-- START OF INPUT MATERIAL --

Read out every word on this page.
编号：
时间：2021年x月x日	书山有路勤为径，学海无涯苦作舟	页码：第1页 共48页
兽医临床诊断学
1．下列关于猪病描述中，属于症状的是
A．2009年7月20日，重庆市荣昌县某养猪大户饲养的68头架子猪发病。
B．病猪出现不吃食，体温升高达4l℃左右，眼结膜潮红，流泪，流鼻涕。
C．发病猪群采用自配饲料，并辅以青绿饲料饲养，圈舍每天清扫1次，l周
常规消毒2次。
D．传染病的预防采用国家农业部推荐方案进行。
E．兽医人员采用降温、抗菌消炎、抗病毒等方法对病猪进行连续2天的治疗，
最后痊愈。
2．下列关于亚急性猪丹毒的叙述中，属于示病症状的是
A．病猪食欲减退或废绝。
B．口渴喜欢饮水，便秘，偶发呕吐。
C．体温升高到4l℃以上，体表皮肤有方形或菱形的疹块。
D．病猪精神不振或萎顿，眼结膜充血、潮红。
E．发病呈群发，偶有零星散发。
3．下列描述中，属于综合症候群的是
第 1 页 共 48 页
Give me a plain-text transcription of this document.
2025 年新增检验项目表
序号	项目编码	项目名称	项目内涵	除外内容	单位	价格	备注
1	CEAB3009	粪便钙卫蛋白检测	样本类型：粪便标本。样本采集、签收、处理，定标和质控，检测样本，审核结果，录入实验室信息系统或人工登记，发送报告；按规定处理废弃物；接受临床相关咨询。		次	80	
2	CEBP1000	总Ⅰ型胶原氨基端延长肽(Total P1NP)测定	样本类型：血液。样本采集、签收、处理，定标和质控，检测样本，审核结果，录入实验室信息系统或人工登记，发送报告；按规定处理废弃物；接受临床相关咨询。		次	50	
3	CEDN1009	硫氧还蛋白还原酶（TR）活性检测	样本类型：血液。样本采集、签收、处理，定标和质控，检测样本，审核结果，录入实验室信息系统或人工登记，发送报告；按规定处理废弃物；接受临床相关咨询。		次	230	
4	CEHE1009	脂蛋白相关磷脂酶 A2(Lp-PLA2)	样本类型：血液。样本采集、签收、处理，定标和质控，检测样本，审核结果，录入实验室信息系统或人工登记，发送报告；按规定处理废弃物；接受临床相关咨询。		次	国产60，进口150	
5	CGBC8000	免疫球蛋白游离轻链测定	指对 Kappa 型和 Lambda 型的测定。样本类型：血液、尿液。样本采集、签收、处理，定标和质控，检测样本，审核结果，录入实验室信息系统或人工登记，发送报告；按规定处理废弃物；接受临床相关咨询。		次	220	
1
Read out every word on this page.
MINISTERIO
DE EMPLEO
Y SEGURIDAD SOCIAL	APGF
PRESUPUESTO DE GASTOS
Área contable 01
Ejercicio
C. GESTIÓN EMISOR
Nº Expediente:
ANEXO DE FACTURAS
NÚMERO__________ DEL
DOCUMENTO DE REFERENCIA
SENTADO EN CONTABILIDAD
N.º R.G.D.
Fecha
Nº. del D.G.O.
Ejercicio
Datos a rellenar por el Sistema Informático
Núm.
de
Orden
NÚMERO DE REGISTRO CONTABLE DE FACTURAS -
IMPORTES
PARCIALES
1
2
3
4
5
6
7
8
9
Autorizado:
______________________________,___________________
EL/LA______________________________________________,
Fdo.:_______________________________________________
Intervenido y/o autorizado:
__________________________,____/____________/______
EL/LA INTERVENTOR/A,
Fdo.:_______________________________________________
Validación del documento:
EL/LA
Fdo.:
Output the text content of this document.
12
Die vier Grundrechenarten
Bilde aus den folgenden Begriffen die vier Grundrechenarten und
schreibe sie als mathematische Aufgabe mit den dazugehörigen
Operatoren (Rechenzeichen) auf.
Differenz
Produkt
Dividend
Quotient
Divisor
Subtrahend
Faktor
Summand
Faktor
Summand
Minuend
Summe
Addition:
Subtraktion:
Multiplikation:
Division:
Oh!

-- END OF INPUT MATERIAL --

**GIVEN REQUEST:** Show the data once more, exactly as it was written.

**REPLY:**
Read out every word on this page.
编号：
时间：2021年x月x日	书山有路勤为径，学海无涯苦作舟	页码：第1页 共48页
兽医临床诊断学
1．下列关于猪病描述中，属于症状的是
A．2009年7月20日，重庆市荣昌县某养猪大户饲养的68头架子猪发病。
B．病猪出现不吃食，体温升高达4l℃左右，眼结膜潮红，流泪，流鼻涕。
C．发病猪群采用自配饲料，并辅以青绿饲料饲养，圈舍每天清扫1次，l周
常规消毒2次。
D．传染病的预防采用国家农业部推荐方案进行。
E．兽医人员采用降温、抗菌消炎、抗病毒等方法对病猪进行连续2天的治疗，
最后痊愈。
2．下列关于亚急性猪丹毒的叙述中，属于示病症状的是
A．病猪食欲减退或废绝。
B．口渴喜欢饮水，便秘，偶发呕吐。
C．体温升高到4l℃以上，体表皮肤有方形或菱形的疹块。
D．病猪精神不振或萎顿，眼结膜充血、潮红。
E．发病呈群发，偶有零星散发。
3．下列描述中，属于综合症候群的是
第 1 页 共 48 页
Give me a plain-text transcription of this document.
2025 年新增检验项目表
序号	项目编码	项目名称	项目内涵	除外内容	单位	价格	备注
1	CEAB3009	粪便钙卫蛋白检测	样本类型：粪便标本。样本采集、签收、处理，定标和质控，检测样本，审核结果，录入实验室信息系统或人工登记，发送报告；按规定处理废弃物；接受临床相关咨询。		次	80	
2	CEBP1000	总Ⅰ型胶原氨基端延长肽(Total P1NP)测定	样本类型：血液。样本采集、签收、处理，定标和质控，检测样本，审核结果，录入实验室信息系统或人工登记，发送报告；按规定处理废弃物；接受临床相关咨询。		次	50	
3	CEDN1009	硫氧还蛋白还原酶（TR）活性检测	样本类型：血液。样本采集、签收、处理，定标和质控，检测样本，审核结果，录入实验室信息系统或人工登记，发送报告；按规定处理废弃物；接受临床相关咨询。		次	230	
4	CEHE1009	脂蛋白相关磷脂酶 A2(Lp-PLA2)	样本类型：血液。样本采集、签收、处理，定标和质控，检测样本，审核结果，录入实验室信息系统或人工登记，发送报告；按规定处理废弃物；接受临床相关咨询。		次	国产60，进口150	
5	CGBC8000	免疫球蛋白游离轻链测定	指对 Kappa 型和 Lambda 型的测定。样本类型：血液、尿液。样本采集、签收、处理，定标和质控，检测样本，审核结果，录入实验室信息系统或人工登记，发送报告；按规定处理废弃物；接受临床相关咨询。		次	220	
1
Read out every word on this page.
MINISTERIO
DE EMPLEO
Y SEGURIDAD SOCIAL	APGF
PRESUPUESTO DE GASTOS
Área contable 01
Ejercicio
C. GESTIÓN EMISOR
Nº Expediente:
ANEXO DE FACTURAS
NÚMERO__________ DEL
DOCUMENTO DE REFERENCIA
SENTADO EN CONTABILIDAD
N.º R.G.D.
Fecha
Nº. del D.G.O.
Ejercicio
Datos a rellenar por el Sistema Informático
Núm.
de
Orden
NÚMERO DE REGISTRO CONTABLE DE FACTURAS -
IMPORTES
PARCIALES
1
2
3
4
5
6
7
8
9
Autorizado:
______________________________,___________________
EL/LA______________________________________________,
Fdo.:_______________________________________________
Intervenido y/o autorizado:
__________________________,____/____________/______
EL/LA INTERVENTOR/A,
Fdo.:_______________________________________________
Validación del documento:
EL/LA
Fdo.:
Output the text content of this document.
12
Die vier Grundrechenarten
Bilde aus den folgenden Begriffen die vier Grundrechenarten und
schreibe sie als mathematische Aufgabe mit den dazugehörigen
Operatoren (Rechenzeichen) auf.
Differenz
Produkt
Dividend
Quotient
Divisor
Subtrahend
Faktor
Summand
Faktor
Summand
Minuend
Summe
Addition:
Subtraktion:
Multiplikation:
Division:
Oh!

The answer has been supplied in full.